[Source data]

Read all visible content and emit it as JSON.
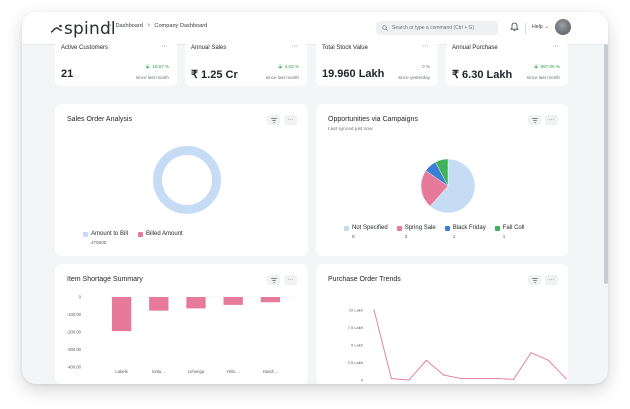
{
  "app": {
    "logo_text": "spindl",
    "breadcrumb": [
      "Dashboard",
      "Company Dashboard"
    ],
    "breadcrumb_sep": ">",
    "search": {
      "placeholder": "Search or type a command (Ctrl + G)"
    },
    "help_label": "Help",
    "help_caret": "⌄"
  },
  "kpis": [
    {
      "title": "Active Customers",
      "value": "21",
      "delta": "16.67 %",
      "since": "since last month",
      "trend": "up"
    },
    {
      "title": "Annual Sales",
      "value": "₹ 1.25 Cr",
      "delta": "4.03 %",
      "since": "since last month",
      "trend": "up"
    },
    {
      "title": "Total Stock Value",
      "value": "19.960 Lakh",
      "delta": "0 %",
      "since": "since yesterday",
      "trend": "neutral"
    },
    {
      "title": "Annual Purchase",
      "value": "₹ 6.30 Lakh",
      "delta": "587.05 %",
      "since": "since last month",
      "trend": "up"
    }
  ],
  "menu_dots": "···",
  "panels": {
    "sales_order": {
      "title": "Sales Order Analysis",
      "chart_data": {
        "type": "pie",
        "style": "donut",
        "labels": [
          "Amount to Bill",
          "Billed Amount"
        ],
        "values": [
          475000,
          0
        ],
        "legend_values": [
          "475000",
          ""
        ],
        "colors": [
          "#c6dcf5",
          "#e7799b"
        ]
      }
    },
    "opportunities": {
      "title": "Opportunities via Campaigns",
      "subtitle": "Last synced just now",
      "chart_data": {
        "type": "pie",
        "labels": [
          "Not Specified",
          "Spring Sale",
          "Black Friday",
          "Fall Coll"
        ],
        "values": [
          8,
          3,
          1,
          1
        ],
        "legend_values": [
          "8",
          "3",
          "1",
          "1"
        ],
        "colors": [
          "#c6dcf5",
          "#e7799b",
          "#3a7fd5",
          "#3fb35a"
        ]
      }
    },
    "item_shortage": {
      "title": "Item Shortage Summary",
      "chart_data": {
        "type": "bar",
        "categories": [
          "Labels",
          "India ...",
          "Lehenga",
          "Yello ...",
          "Handl ..."
        ],
        "values": [
          -195,
          -78,
          -65,
          -45,
          -30
        ],
        "yticks": [
          "0",
          "-100.00",
          "-200.00",
          "-300.00",
          "-400.00"
        ],
        "ylim": [
          -400,
          0
        ],
        "color": "#e7799b"
      }
    },
    "purchase_trends": {
      "title": "Purchase Order Trends",
      "chart_data": {
        "type": "line",
        "values": [
          10,
          0.2,
          0,
          2.8,
          0.7,
          0.2,
          0.2,
          0.2,
          0.1,
          3.9,
          2.8,
          0.2
        ],
        "yticks": [
          "10 Lakh",
          "7.5 Lakh",
          "5 Lakh",
          "2.5 Lakh",
          "0"
        ],
        "ylim": [
          0,
          10
        ],
        "color": "#e7799b"
      }
    }
  }
}
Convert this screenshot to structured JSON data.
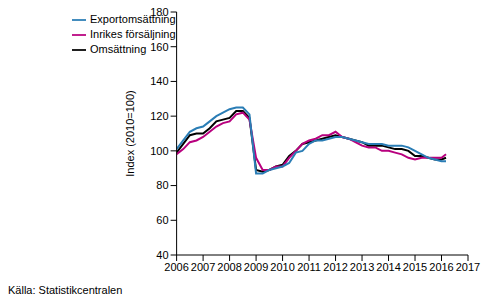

Problem to solve: In the lines above, locate the string "Lakh". Copy every line where it occurs.

Answer to the problem:
      "value": "19.960 Lakh",
      "value": "₹ 6.30 Lakh",
          "10 Lakh",
          "7.5 Lakh",
          "5 Lakh",
          "2.5 Lakh",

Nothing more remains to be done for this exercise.